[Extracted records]
▽
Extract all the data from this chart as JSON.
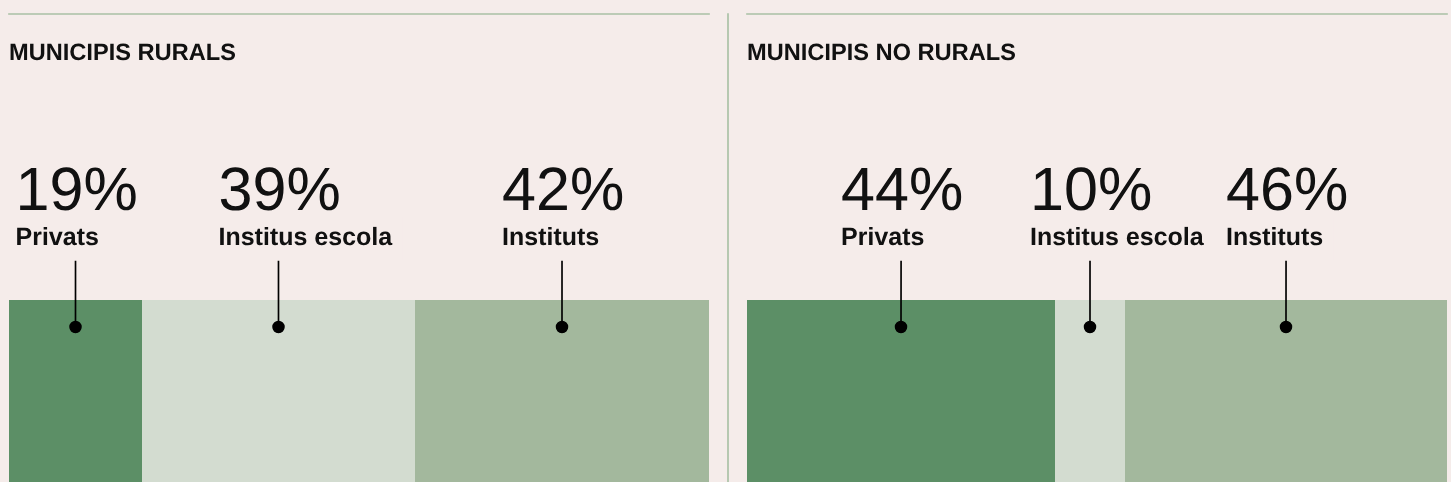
{
  "chart_data": [
    {
      "type": "bar",
      "title": "MUNICIPIS RURALS",
      "orientation": "horizontal",
      "stacked": true,
      "categories": [
        null
      ],
      "tick_labels": false,
      "legend": false,
      "series": [
        {
          "name": "Privats",
          "color": "#5c8f66",
          "values": [
            19
          ],
          "value_labels": [
            "19%"
          ]
        },
        {
          "name": "Institus escola",
          "color": "#d3dcd0",
          "values": [
            39
          ],
          "value_labels": [
            "39%"
          ]
        },
        {
          "name": "Instituts",
          "color": "#a3b89d",
          "values": [
            42
          ],
          "value_labels": [
            "42%"
          ]
        }
      ]
    },
    {
      "type": "bar",
      "title": "MUNICIPIS NO RURALS",
      "orientation": "horizontal",
      "stacked": true,
      "categories": [
        null
      ],
      "tick_labels": false,
      "legend": false,
      "series": [
        {
          "name": "Privats",
          "color": "#5c8f66",
          "values": [
            44
          ],
          "value_labels": [
            "44%"
          ]
        },
        {
          "name": "Institus escola",
          "color": "#d3dcd0",
          "values": [
            10
          ],
          "value_labels": [
            "10%"
          ]
        },
        {
          "name": "Instituts",
          "color": "#a3b89d",
          "values": [
            46
          ],
          "value_labels": [
            "46%"
          ]
        }
      ]
    }
  ]
}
△
Exercise prompt => Repeat the records above verbatim, with no pictures in the result.

Answer below =>
Extract all the data from this chart as JSON.
{
  "chart_data": [
    {
      "type": "bar",
      "title": "MUNICIPIS RURALS",
      "orientation": "horizontal",
      "stacked": true,
      "categories": [
        null
      ],
      "tick_labels": false,
      "legend": false,
      "series": [
        {
          "name": "Privats",
          "color": "#5c8f66",
          "values": [
            19
          ],
          "value_labels": [
            "19%"
          ]
        },
        {
          "name": "Institus escola",
          "color": "#d3dcd0",
          "values": [
            39
          ],
          "value_labels": [
            "39%"
          ]
        },
        {
          "name": "Instituts",
          "color": "#a3b89d",
          "values": [
            42
          ],
          "value_labels": [
            "42%"
          ]
        }
      ]
    },
    {
      "type": "bar",
      "title": "MUNICIPIS NO RURALS",
      "orientation": "horizontal",
      "stacked": true,
      "categories": [
        null
      ],
      "tick_labels": false,
      "legend": false,
      "series": [
        {
          "name": "Privats",
          "color": "#5c8f66",
          "values": [
            44
          ],
          "value_labels": [
            "44%"
          ]
        },
        {
          "name": "Institus escola",
          "color": "#d3dcd0",
          "values": [
            10
          ],
          "value_labels": [
            "10%"
          ]
        },
        {
          "name": "Instituts",
          "color": "#a3b89d",
          "values": [
            46
          ],
          "value_labels": [
            "46%"
          ]
        }
      ]
    }
  ]
}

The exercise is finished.